EXERCISE BRIEF –
Repeat each line of the material exactly.

▼▼▼

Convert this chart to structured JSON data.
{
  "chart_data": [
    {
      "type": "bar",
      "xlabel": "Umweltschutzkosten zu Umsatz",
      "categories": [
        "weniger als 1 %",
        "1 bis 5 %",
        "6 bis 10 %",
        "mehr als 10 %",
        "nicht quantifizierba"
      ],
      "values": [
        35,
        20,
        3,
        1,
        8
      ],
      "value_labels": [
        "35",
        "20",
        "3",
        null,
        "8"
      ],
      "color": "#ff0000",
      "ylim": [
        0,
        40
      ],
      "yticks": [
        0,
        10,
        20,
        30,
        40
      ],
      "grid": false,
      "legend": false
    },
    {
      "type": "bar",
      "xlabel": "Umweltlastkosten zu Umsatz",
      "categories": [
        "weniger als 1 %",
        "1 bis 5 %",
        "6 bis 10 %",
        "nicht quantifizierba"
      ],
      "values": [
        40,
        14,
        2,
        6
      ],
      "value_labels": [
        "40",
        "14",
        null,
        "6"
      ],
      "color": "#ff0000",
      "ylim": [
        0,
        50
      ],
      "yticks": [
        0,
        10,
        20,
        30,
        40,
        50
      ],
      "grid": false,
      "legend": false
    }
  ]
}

▲▲▲

OUTPUT OF THE TASK –
Convert this chart to structured JSON data.
{
  "chart_data": [
    {
      "type": "bar",
      "xlabel": "Umweltschutzkosten zu Umsatz",
      "categories": [
        "weniger als 1 %",
        "1 bis 5 %",
        "6 bis 10 %",
        "mehr als 10 %",
        "nicht quantifizierba"
      ],
      "values": [
        35,
        20,
        3,
        1,
        8
      ],
      "value_labels": [
        "35",
        "20",
        "3",
        null,
        "8"
      ],
      "color": "#ff0000",
      "ylim": [
        0,
        40
      ],
      "yticks": [
        0,
        10,
        20,
        30,
        40
      ],
      "grid": false,
      "legend": false
    },
    {
      "type": "bar",
      "xlabel": "Umweltlastkosten zu Umsatz",
      "categories": [
        "weniger als 1 %",
        "1 bis 5 %",
        "6 bis 10 %",
        "nicht quantifizierba"
      ],
      "values": [
        40,
        14,
        2,
        6
      ],
      "value_labels": [
        "40",
        "14",
        null,
        "6"
      ],
      "color": "#ff0000",
      "ylim": [
        0,
        50
      ],
      "yticks": [
        0,
        10,
        20,
        30,
        40,
        50
      ],
      "grid": false,
      "legend": false
    }
  ]
}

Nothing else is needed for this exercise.